[Begin Extracted information]

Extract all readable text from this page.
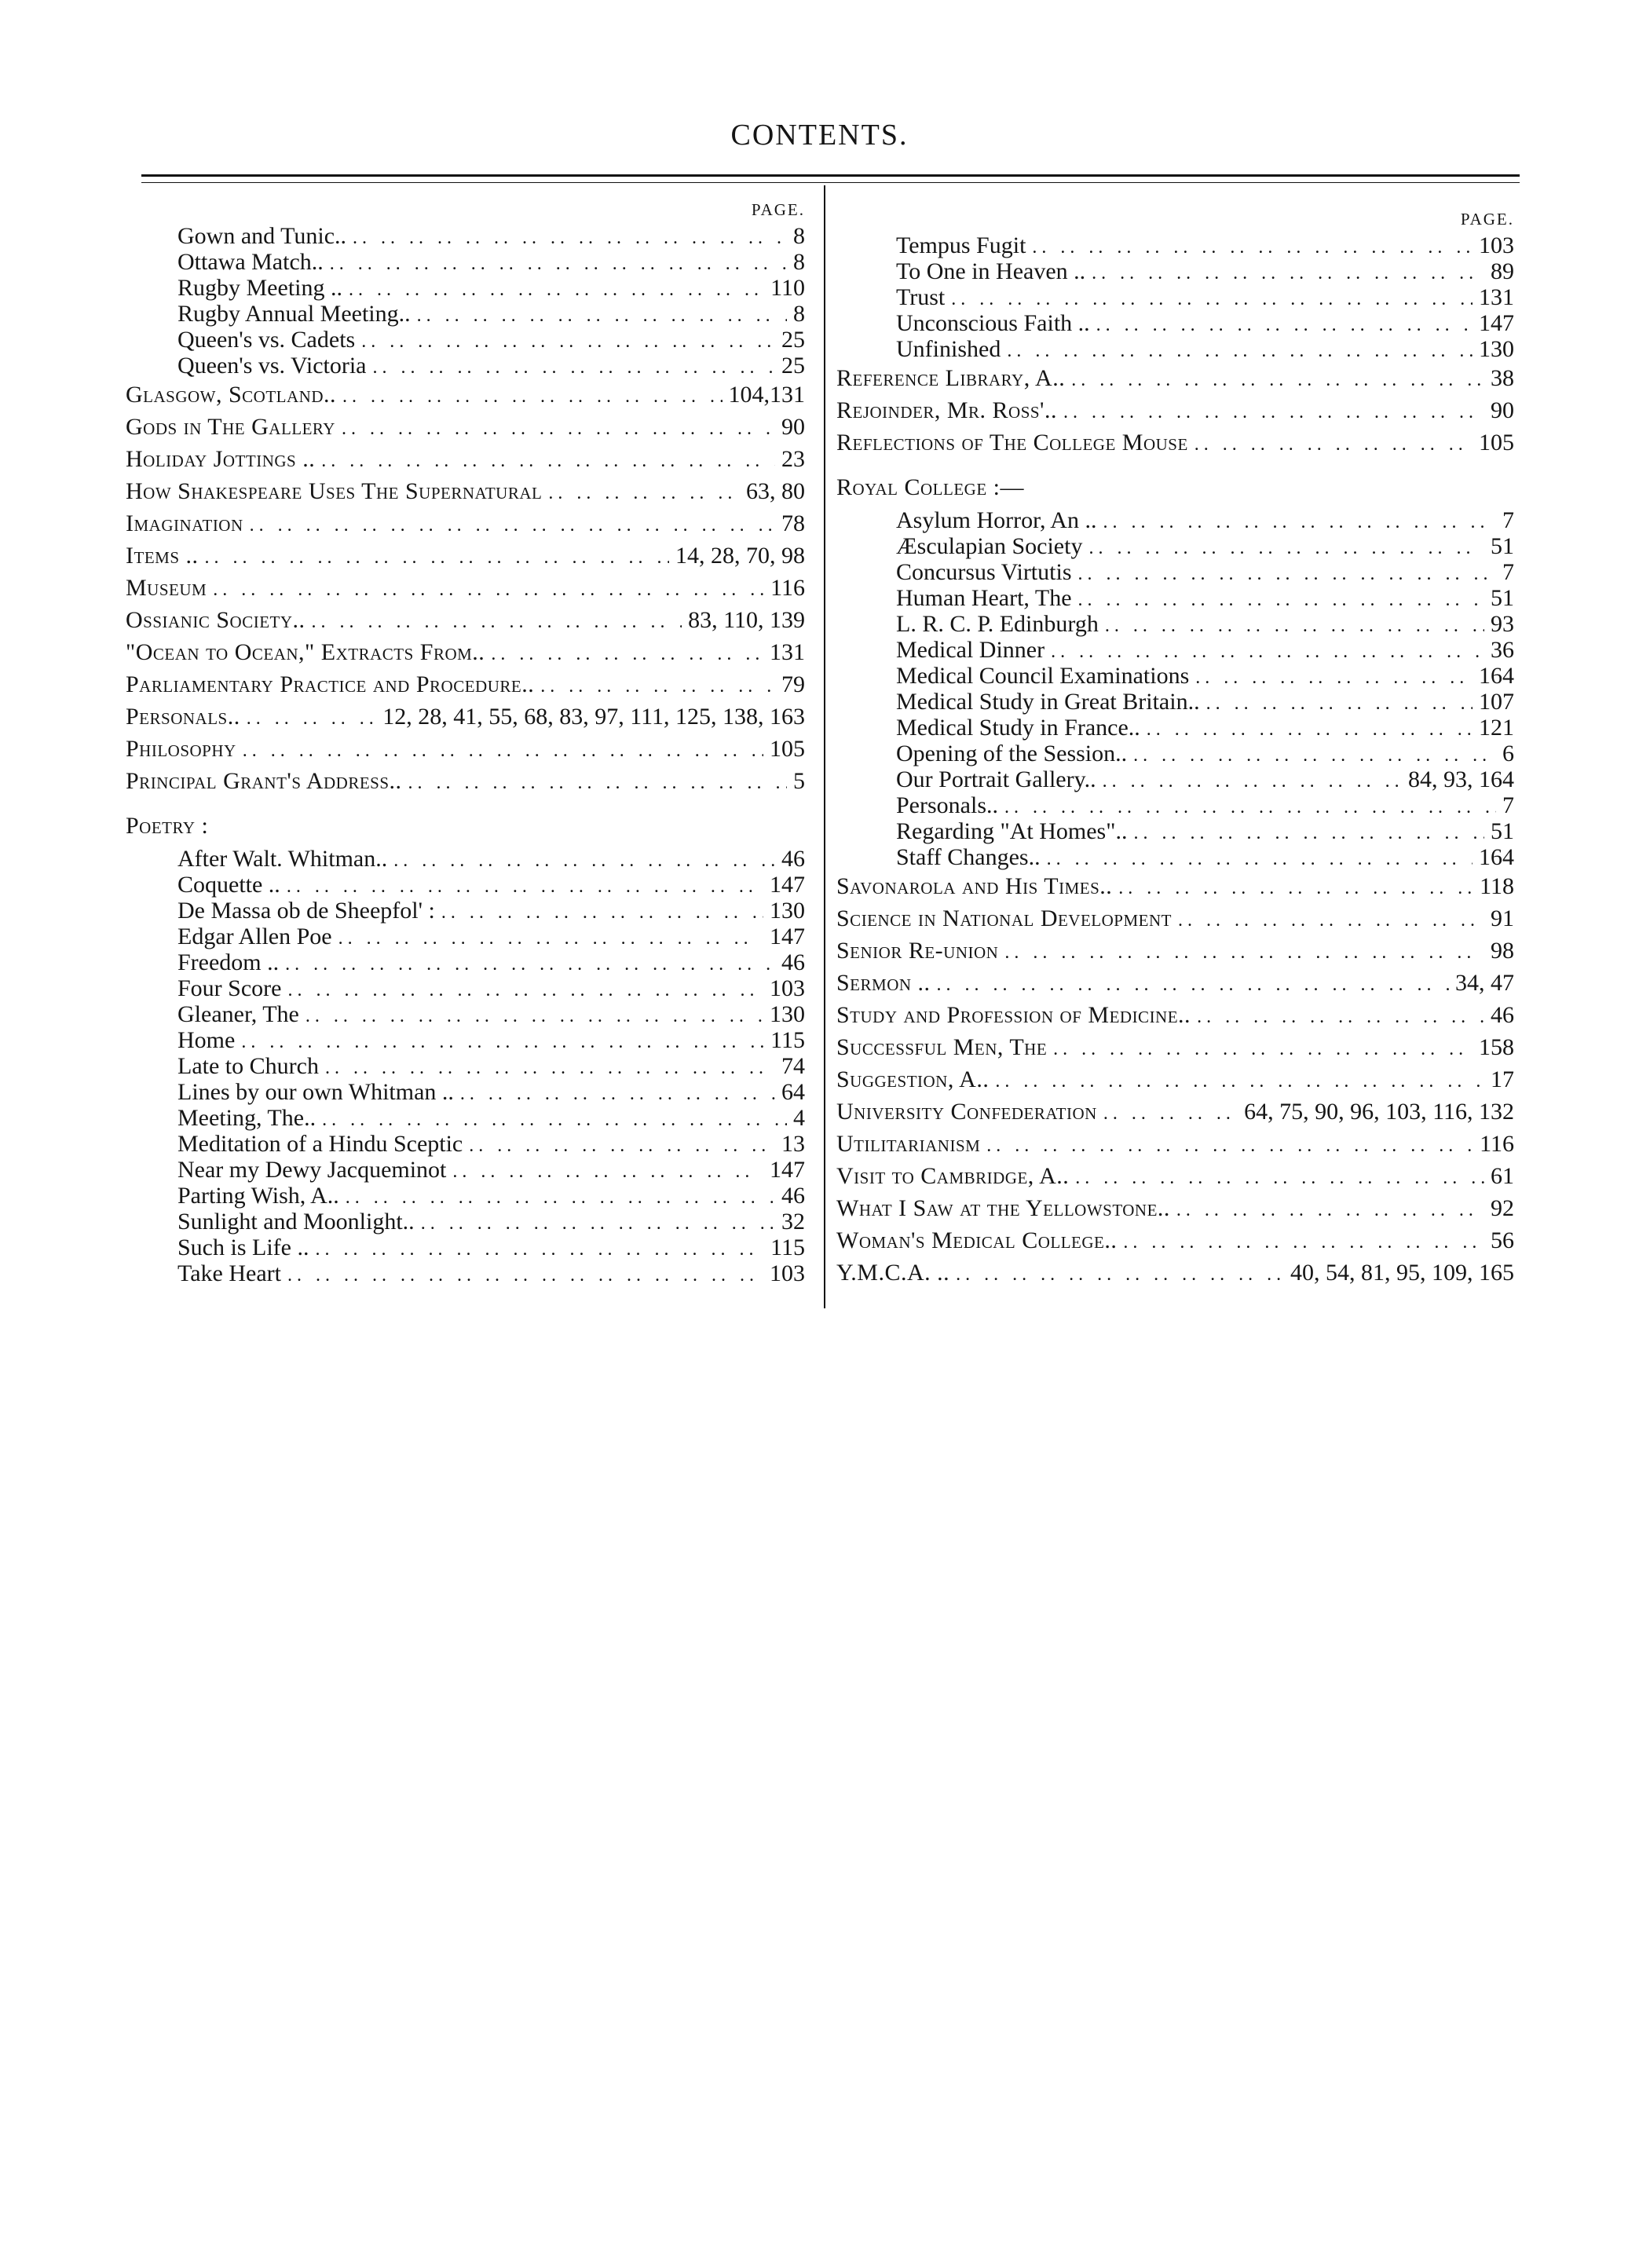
CONTENTS.
PAGE.
Gown and Tunic.. .. ..	8
Ottawa Match.. .. ..	8
Rugby Meeting .. .. ..	110
Rugby Annual Meeting.. .. ..	8
Queen's vs. Cadets .. ..	25
Queen's vs. Victoria .. ..	25
Glasgow, Scotland.. .. ..	104,131
Gods in The Gallery .. ..	90
Holiday Jottings .. .. ..	23
How Shakespeare Uses The Supernatural .. ..	63, 80
Imagination .. ..	78
Items .. .. ..	14, 28, 70, 98
Museum .. ..	116
Ossianic Society.. .. ..	83, 110, 139
"Ocean to Ocean," Extracts From.. .. ..	131
Parliamentary Practice and Procedure.. .. ..	79
Personals.. .. ..	12, 28, 41, 55, 68, 83, 97, 111, 125, 138, 163
Philosophy .. ..	105
Principal Grant's Address.. .. ..	5
Poetry :
After Walt. Whitman.. .. ..	46
Coquette .. .. ..	147
De Massa ob de Sheepfol' : .. ..	130
Edgar Allen Poe .. ..	147
Freedom .. .. ..	46
Four Score .. ..	103
Gleaner, The .. ..	130
Home .. ..	115
Late to Church .. ..	74
Lines by our own Whitman .. .. ..	64
Meeting, The.. .. ..	4
Meditation of a Hindu Sceptic .. ..	13
Near my Dewy Jacqueminot .. ..	147
Parting Wish, A.. .. ..	46
Sunlight and Moonlight.. .. ..	32
Such is Life .. .. ..	115
Take Heart .. ..	103
PAGE.
Tempus Fugit .. ..	103
To One in Heaven .. .. ..	89
Trust .. ..	131
Unconscious Faith .. .. ..	147
Unfinished .. ..	130
Reference Library, A.. .. ..	38
Rejoinder, Mr. Ross'.. .. ..	90
Reflections of The College Mouse .. ..	105
Royal College :—
Asylum Horror, An .. .. ..	7
Æsculapian Society .. ..	51
Concursus Virtutis .. ..	7
Human Heart, The .. ..	51
L. R. C. P. Edinburgh .. ..	93
Medical Dinner .. ..	36
Medical Council Examinations .. ..	164
Medical Study in Great Britain.. .. ..	107
Medical Study in France.. .. ..	121
Opening of the Session.. .. ..	6
Our Portrait Gallery.. .. ..	84, 93, 164
Personals.. .. ..	7
Regarding "At Homes".. .. ..	51
Staff Changes.. .. ..	164
Savonarola and His Times.. .. ..	118
Science in National Development .. ..	91
Senior Re-union .. ..	98
Sermon .. .. ..	34, 47
Study and Profession of Medicine.. .. ..	46
Successful Men, The .. ..	158
Suggestion, A.. .. ..	17
University Confederation .. ..	64, 75, 90, 96, 103, 116, 132
Utilitarianism .. ..	116
Visit to Cambridge, A.. .. ..	61
What I Saw at the Yellowstone.. .. ..	92
Woman's Medical College.. .. ..	56
Y.M.C.A. .. .. ..	40, 54, 81, 95, 109, 165
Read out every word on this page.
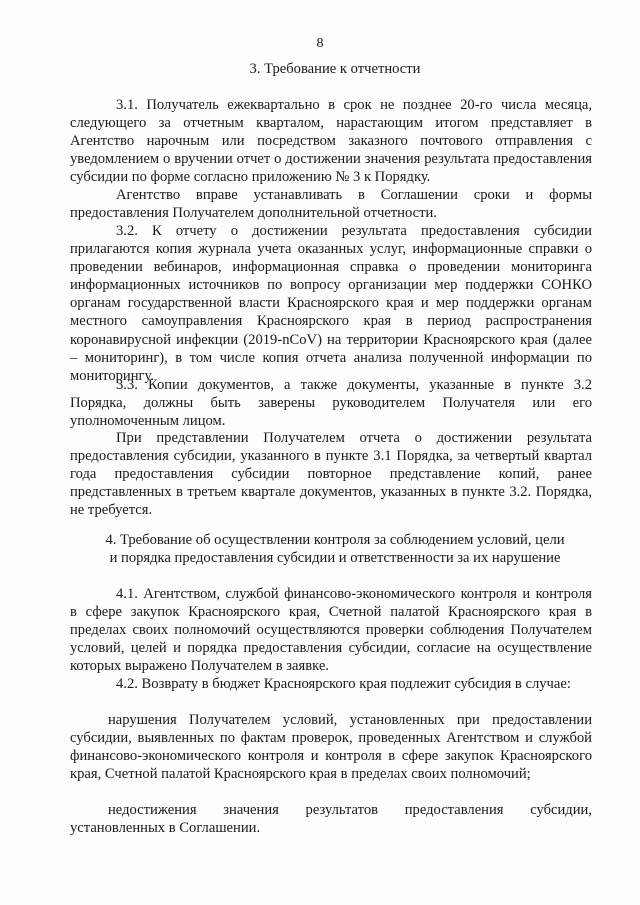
8
3. Требование к отчетности
3.1. Получатель ежеквартально в срок не позднее 20-го числа месяца, следующего за отчетным кварталом, нарастающим итогом представляет в Агентство нарочным или посредством заказного почтового отправления с уведомлением о вручении отчет о достижении значения результата предоставления субсидии по форме согласно приложению № 3 к Порядку.
Агентство вправе устанавливать в Соглашении сроки и формы предоставления Получателем дополнительной отчетности.
3.2. К отчету о достижении результата предоставления субсидии прилагаются копия журнала учета оказанных услуг, информационные справки о проведении вебинаров, информационная справка о проведении мониторинга информационных источников по вопросу организации мер поддержки СОНКО органам государственной власти Красноярского края и мер поддержки органам местного самоуправления Красноярского края в период распространения коронавирусной инфекции (2019-nCoV) на территории Красноярского края (далее – мониторинг), в том числе копия отчета анализа полученной информации по мониторингу.
3.3. Копии документов, а также документы, указанные в пункте 3.2 Порядка, должны быть заверены руководителем Получателя или его уполномоченным лицом.
При представлении Получателем отчета о достижении результата предоставления субсидии, указанного в пункте 3.1 Порядка, за четвертый квартал года предоставления субсидии повторное представление копий, ранее представленных в третьем квартале документов, указанных в пункте 3.2. Порядка, не требуется.
4. Требование об осуществлении контроля за соблюдением условий, цели
и порядка предоставления субсидии и ответственности за их нарушение
4.1. Агентством, службой финансово-экономического контроля и контроля в сфере закупок Красноярского края, Счетной палатой Красноярского края в пределах своих полномочий осуществляются проверки соблюдения Получателем условий, целей и порядка предоставления субсидии, согласие на осуществление которых выражено Получателем в заявке.
4.2. Возврату в бюджет Красноярского края подлежит субсидия в случае:
нарушения Получателем условий, установленных при предоставлении субсидии, выявленных по фактам проверок, проведенных Агентством и службой финансово-экономического контроля и контроля в сфере закупок Красноярского края, Счетной палатой Красноярского края в пределах своих полномочий;
недостижения значения результатов предоставления субсидии, установленных в Соглашении.
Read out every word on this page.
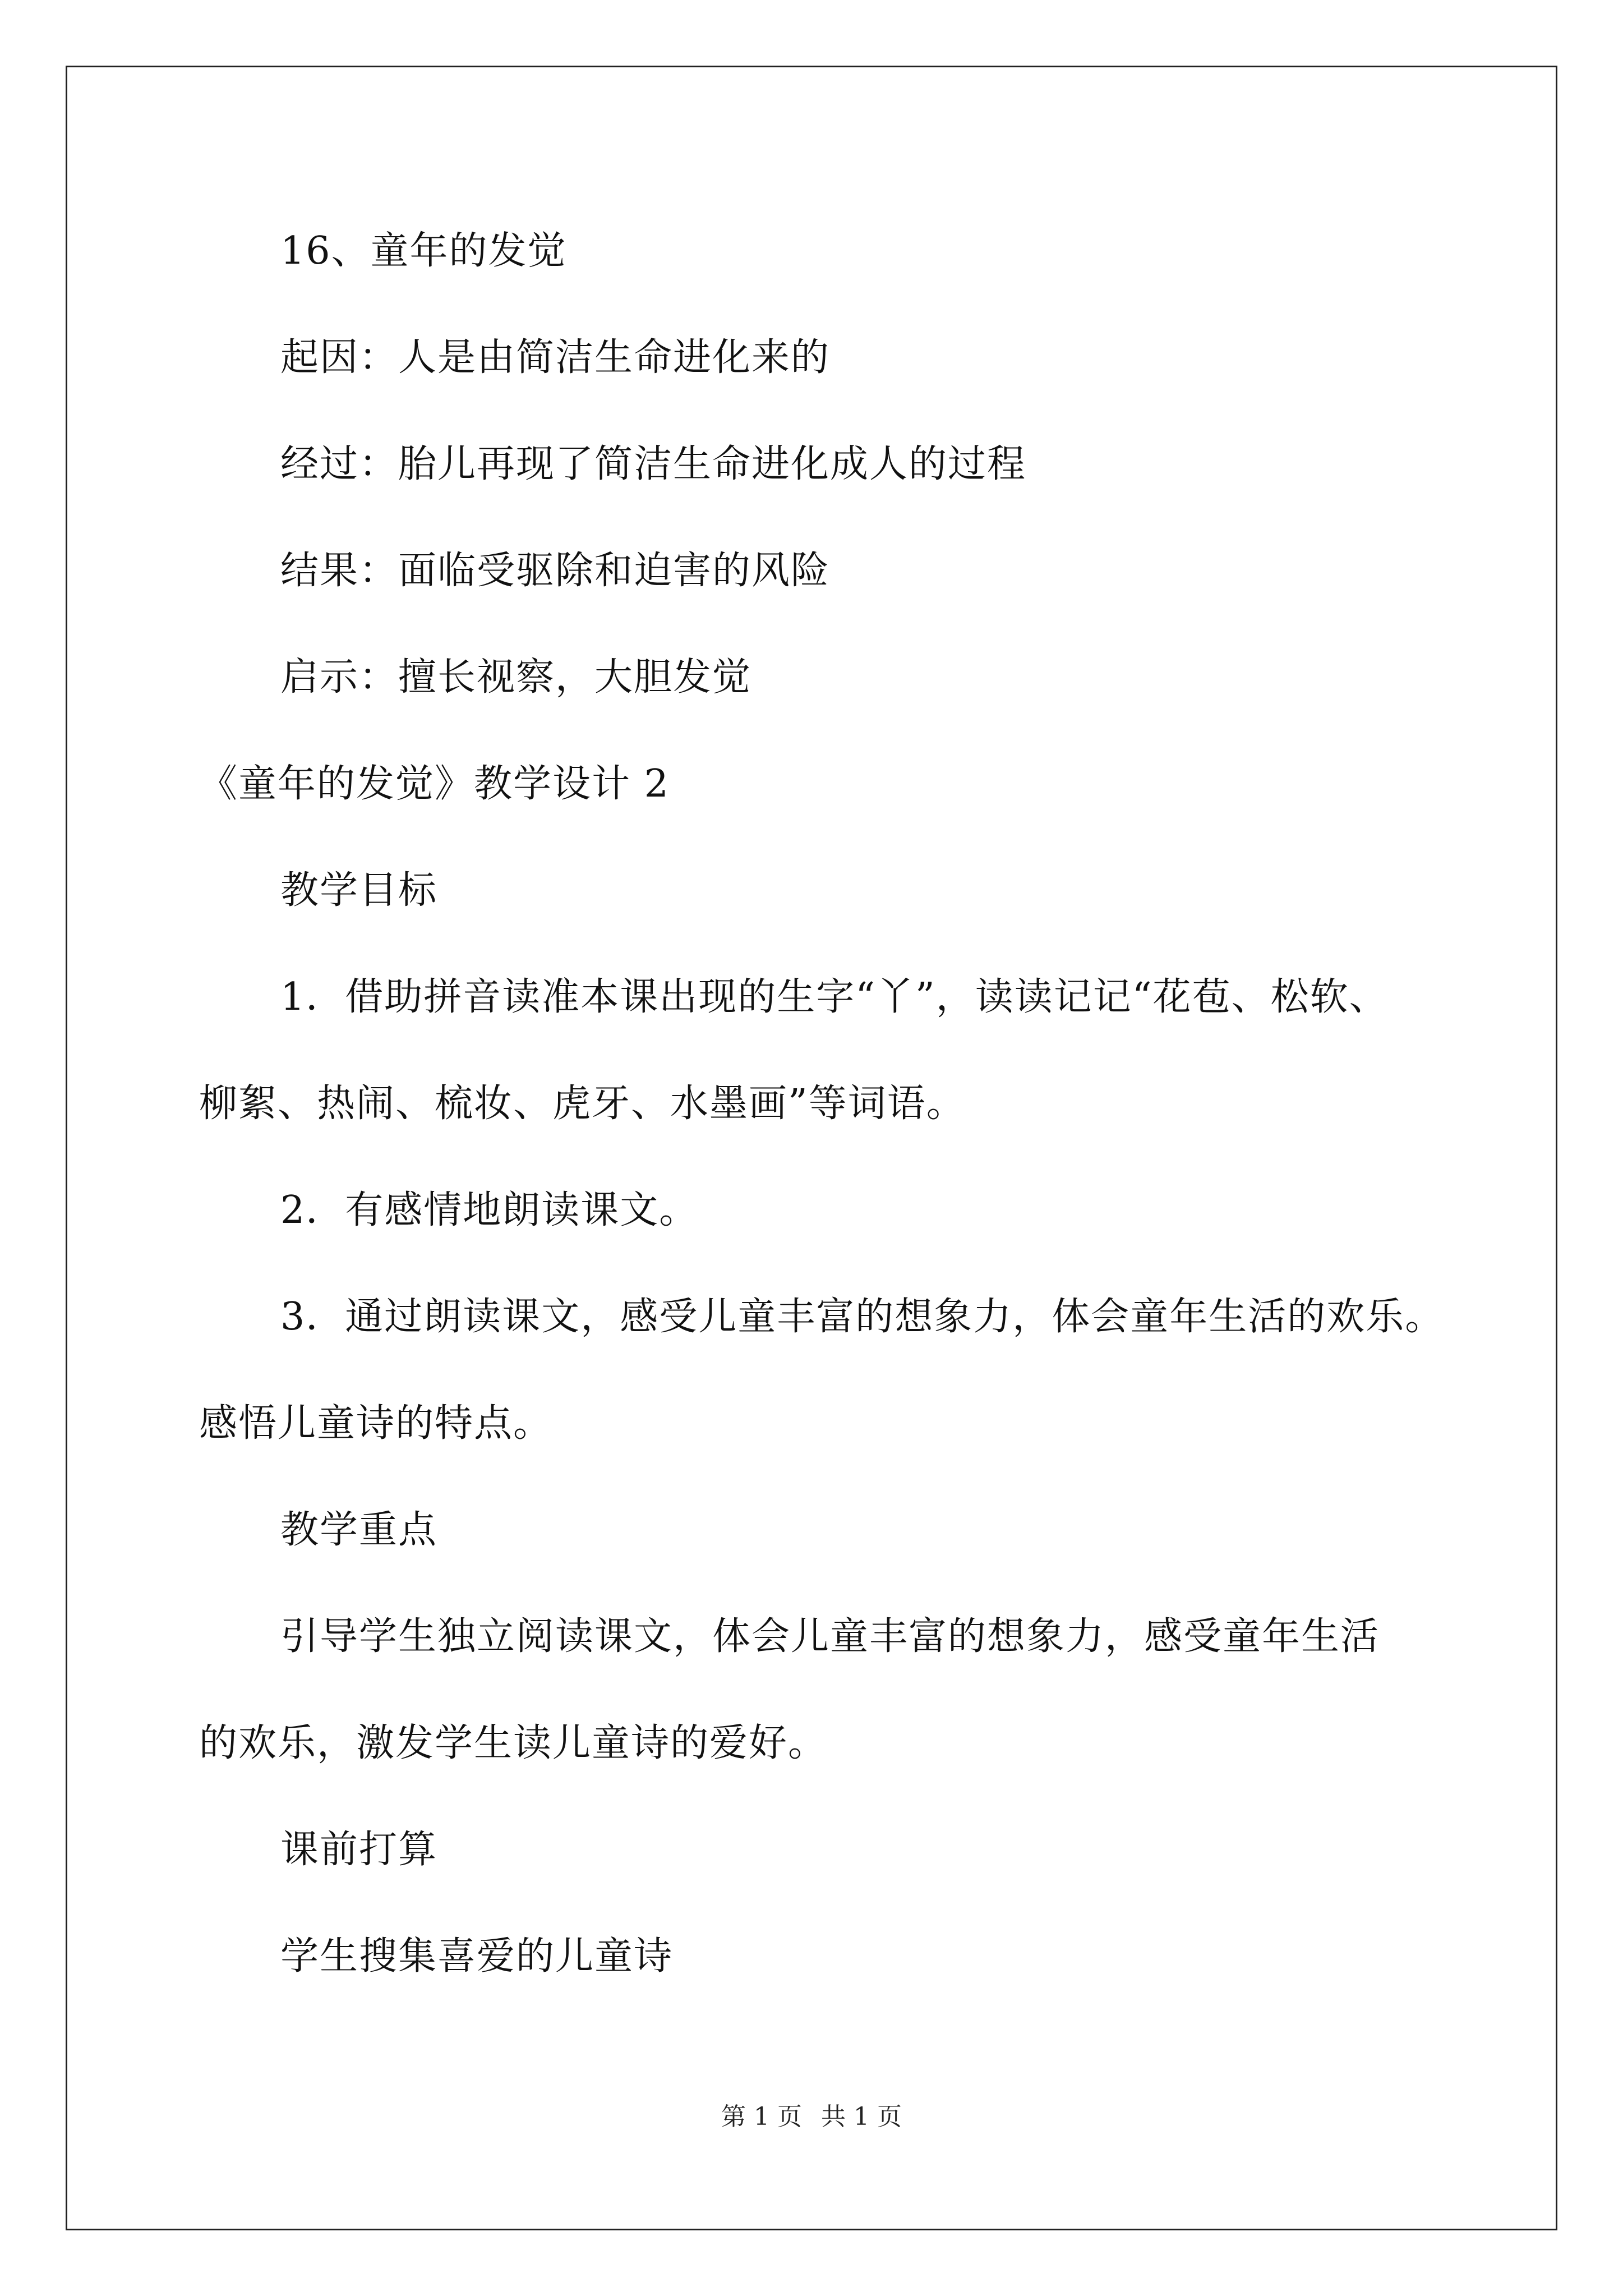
16、童年的发觉
起因：人是由简洁生命进化来的
经过：胎儿再现了简洁生命进化成人的过程
结果：面临受驱除和迫害的风险
启示：擅长视察，大胆发觉
《童年的发觉》教学设计 2
教学目标
1．借助拼音读准本课出现的生字“丫”，读读记记“花苞、松软、
柳絮、热闹、梳妆、虎牙、水墨画”等词语。
2．有感情地朗读课文。
3．通过朗读课文，感受儿童丰富的想象力，体会童年生活的欢乐。
感悟儿童诗的特点。
教学重点
引导学生独立阅读课文，体会儿童丰富的想象力，感受童年生活
的欢乐，激发学生读儿童诗的爱好。
课前打算
学生搜集喜爱的儿童诗
第 1 页 共 1 页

[End Extracted information]

-- Direction --
Make a list of all lines in the data that contain "края".

-- Expected answer --
3.2. К отчету о достижении результата предоставления субсидии прилагаются копия журнала учета оказанных услуг, информационные справки о проведении вебинаров, информационная справка о проведении мониторинга информационных источников по вопросу организации мер поддержки СОНКО органам государственной власти Красноярского края и мер поддержки органам местного самоуправления Красноярского края в период распространения коронавирусной инфекции (2019-nCoV) на территории Красноярского края (далее – мониторинг), в том числе копия отчета анализа полученной информации по мониторингу.
4.1. Агентством, службой финансово-экономического контроля и контроля в сфере закупок Красноярского края, Счетной палатой Красноярского края в пределах своих полномочий осуществляются проверки соблюдения Получателем условий, целей и порядка предоставления субсидии, согласие на осуществление которых выражено Получателем в заявке.
4.2. Возврату в бюджет Красноярского края подлежит субсидия в случае:
нарушения Получателем условий, установленных при предоставлении субсидии, выявленных по фактам проверок, проведенных Агентством и службой финансово-экономического контроля и контроля в сфере закупок Красноярского края, Счетной палатой Красноярского края в пределах своих полномочий;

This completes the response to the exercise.